Reproduce the annotated region listings word for word, starting with the first line of the rows and stopping after the line that contains "decrease-quantity-button[interactable]: [172, 362, 206, 396]", including that line.

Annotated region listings
-.-.-

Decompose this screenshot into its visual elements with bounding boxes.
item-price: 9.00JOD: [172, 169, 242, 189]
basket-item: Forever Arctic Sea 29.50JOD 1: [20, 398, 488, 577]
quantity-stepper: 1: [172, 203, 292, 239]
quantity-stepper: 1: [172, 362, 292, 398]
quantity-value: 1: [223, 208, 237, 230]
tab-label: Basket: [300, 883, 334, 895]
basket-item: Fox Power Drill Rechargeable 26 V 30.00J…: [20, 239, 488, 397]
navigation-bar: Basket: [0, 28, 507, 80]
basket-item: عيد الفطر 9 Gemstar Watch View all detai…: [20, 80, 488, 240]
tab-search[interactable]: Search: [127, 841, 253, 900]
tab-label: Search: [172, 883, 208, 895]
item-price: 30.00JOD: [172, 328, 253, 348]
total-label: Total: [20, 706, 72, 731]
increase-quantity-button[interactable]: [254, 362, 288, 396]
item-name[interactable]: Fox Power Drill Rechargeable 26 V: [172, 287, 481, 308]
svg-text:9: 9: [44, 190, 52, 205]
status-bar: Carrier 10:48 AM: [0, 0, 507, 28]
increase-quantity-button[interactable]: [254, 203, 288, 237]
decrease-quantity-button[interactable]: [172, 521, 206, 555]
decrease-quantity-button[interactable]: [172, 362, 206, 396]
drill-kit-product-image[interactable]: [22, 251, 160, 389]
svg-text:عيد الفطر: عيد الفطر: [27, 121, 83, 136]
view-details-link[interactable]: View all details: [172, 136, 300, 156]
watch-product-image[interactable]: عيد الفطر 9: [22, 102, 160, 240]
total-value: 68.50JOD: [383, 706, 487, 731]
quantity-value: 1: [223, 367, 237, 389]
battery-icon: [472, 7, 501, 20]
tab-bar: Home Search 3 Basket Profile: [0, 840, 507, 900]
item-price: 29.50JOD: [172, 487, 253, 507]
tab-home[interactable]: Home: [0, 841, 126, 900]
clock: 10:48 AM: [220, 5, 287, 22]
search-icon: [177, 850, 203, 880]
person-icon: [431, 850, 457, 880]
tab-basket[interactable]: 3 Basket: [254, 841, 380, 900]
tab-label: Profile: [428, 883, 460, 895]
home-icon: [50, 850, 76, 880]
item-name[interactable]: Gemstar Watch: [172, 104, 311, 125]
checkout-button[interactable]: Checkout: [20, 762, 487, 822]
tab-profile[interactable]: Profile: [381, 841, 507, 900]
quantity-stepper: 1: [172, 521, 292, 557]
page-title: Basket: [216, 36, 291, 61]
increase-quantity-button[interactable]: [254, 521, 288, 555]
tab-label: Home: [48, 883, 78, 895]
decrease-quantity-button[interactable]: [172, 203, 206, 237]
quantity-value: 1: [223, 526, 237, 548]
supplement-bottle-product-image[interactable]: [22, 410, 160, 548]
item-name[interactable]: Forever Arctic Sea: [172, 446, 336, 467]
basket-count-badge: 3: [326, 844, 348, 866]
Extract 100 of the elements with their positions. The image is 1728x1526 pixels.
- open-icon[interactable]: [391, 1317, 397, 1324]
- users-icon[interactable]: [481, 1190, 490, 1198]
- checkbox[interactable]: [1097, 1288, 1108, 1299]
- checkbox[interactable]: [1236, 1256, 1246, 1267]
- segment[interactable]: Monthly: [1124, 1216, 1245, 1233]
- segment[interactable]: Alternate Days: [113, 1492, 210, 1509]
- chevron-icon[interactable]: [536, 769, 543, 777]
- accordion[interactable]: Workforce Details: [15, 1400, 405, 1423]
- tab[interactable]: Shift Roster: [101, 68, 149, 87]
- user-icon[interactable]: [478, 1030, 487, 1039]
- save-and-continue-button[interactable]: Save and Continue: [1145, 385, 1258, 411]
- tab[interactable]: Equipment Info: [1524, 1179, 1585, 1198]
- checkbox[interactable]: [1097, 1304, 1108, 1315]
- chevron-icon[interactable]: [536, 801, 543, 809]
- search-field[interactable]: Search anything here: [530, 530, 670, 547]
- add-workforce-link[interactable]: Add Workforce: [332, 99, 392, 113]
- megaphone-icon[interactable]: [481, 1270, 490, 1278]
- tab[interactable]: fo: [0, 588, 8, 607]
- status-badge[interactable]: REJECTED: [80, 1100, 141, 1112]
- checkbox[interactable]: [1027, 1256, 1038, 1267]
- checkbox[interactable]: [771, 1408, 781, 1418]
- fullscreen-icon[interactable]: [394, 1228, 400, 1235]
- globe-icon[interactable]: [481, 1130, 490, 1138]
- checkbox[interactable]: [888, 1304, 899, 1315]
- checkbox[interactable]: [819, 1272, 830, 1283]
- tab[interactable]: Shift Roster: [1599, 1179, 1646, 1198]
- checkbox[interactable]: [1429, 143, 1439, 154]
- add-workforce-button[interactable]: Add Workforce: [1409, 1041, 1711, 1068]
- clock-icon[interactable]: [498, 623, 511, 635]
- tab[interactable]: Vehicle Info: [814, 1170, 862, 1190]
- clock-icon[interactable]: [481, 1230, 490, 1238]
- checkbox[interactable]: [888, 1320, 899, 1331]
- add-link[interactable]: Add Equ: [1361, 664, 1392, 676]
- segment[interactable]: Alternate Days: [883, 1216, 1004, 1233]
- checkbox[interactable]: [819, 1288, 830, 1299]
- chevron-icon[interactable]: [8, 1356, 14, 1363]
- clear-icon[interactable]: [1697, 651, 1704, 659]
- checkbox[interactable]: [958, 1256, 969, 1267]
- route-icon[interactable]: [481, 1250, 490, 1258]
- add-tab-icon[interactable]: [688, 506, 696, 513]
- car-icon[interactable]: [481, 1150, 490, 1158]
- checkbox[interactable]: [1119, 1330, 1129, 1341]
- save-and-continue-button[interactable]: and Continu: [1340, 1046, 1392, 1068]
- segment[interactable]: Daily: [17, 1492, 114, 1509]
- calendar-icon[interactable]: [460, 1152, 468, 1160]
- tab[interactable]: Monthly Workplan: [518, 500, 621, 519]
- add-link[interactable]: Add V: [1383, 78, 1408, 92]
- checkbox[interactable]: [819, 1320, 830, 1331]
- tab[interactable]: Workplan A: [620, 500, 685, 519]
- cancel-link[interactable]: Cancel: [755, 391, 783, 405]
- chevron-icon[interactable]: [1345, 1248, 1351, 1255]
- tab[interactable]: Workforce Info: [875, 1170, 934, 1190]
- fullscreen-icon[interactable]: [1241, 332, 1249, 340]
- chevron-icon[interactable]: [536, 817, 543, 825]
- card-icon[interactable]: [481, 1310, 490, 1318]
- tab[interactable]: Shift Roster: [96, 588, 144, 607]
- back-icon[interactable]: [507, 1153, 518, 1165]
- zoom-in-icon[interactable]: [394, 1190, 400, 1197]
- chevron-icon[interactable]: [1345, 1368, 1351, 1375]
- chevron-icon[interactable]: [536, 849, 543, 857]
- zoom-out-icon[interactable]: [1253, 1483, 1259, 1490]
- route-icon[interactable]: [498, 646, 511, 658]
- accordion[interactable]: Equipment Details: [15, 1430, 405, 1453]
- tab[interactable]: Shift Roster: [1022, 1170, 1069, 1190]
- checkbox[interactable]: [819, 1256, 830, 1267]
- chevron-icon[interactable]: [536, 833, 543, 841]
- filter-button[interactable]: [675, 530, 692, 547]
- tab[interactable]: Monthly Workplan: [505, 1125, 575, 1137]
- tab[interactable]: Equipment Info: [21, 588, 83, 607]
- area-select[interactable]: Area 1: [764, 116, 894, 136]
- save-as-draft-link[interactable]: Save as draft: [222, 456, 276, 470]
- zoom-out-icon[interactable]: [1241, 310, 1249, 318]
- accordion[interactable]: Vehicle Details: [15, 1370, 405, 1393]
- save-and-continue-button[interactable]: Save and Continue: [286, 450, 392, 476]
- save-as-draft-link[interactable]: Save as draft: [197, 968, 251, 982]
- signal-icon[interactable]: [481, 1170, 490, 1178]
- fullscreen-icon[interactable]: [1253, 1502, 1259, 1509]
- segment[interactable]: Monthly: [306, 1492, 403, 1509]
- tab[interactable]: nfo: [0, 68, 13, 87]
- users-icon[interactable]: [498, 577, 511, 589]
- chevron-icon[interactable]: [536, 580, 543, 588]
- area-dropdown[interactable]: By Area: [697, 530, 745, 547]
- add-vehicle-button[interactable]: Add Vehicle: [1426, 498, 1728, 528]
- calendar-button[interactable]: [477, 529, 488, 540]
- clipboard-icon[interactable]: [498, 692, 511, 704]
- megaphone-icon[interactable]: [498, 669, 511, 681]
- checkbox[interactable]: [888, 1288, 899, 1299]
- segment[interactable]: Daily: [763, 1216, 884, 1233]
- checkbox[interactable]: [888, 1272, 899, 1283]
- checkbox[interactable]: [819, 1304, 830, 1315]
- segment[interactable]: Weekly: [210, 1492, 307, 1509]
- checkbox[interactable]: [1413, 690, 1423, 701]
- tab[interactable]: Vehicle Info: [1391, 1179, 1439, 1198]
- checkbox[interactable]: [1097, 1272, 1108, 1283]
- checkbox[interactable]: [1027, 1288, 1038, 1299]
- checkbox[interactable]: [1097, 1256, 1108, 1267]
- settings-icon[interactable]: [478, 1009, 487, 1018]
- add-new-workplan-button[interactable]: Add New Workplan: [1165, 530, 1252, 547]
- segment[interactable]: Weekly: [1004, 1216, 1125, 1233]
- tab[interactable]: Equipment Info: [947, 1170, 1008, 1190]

-.-.-

* **Result of this exercise**
Decompose this screenshot into its visual elements with bounding boxes.
item-price: 9.00JOD: [172, 169, 242, 189]
basket-item: Forever Arctic Sea 29.50JOD 1: [20, 398, 488, 577]
quantity-stepper: 1: [172, 203, 292, 239]
quantity-stepper: 1: [172, 362, 292, 398]
quantity-value: 1: [223, 208, 237, 230]
tab-label: Basket: [300, 883, 334, 895]
basket-item: Fox Power Drill Rechargeable 26 V 30.00J…: [20, 239, 488, 397]
navigation-bar: Basket: [0, 28, 507, 80]
basket-item: عيد الفطر 9 Gemstar Watch View all detai…: [20, 80, 488, 240]
tab-search[interactable]: Search: [127, 841, 253, 900]
tab-label: Search: [172, 883, 208, 895]
item-price: 30.00JOD: [172, 328, 253, 348]
total-label: Total: [20, 706, 72, 731]
increase-quantity-button[interactable]: [254, 362, 288, 396]
item-name[interactable]: Fox Power Drill Rechargeable 26 V: [172, 287, 481, 308]
svg-text:9: 9: [44, 190, 52, 205]
status-bar: Carrier 10:48 AM: [0, 0, 507, 28]
increase-quantity-button[interactable]: [254, 203, 288, 237]
decrease-quantity-button[interactable]: [172, 521, 206, 555]
decrease-quantity-button[interactable]: [172, 362, 206, 396]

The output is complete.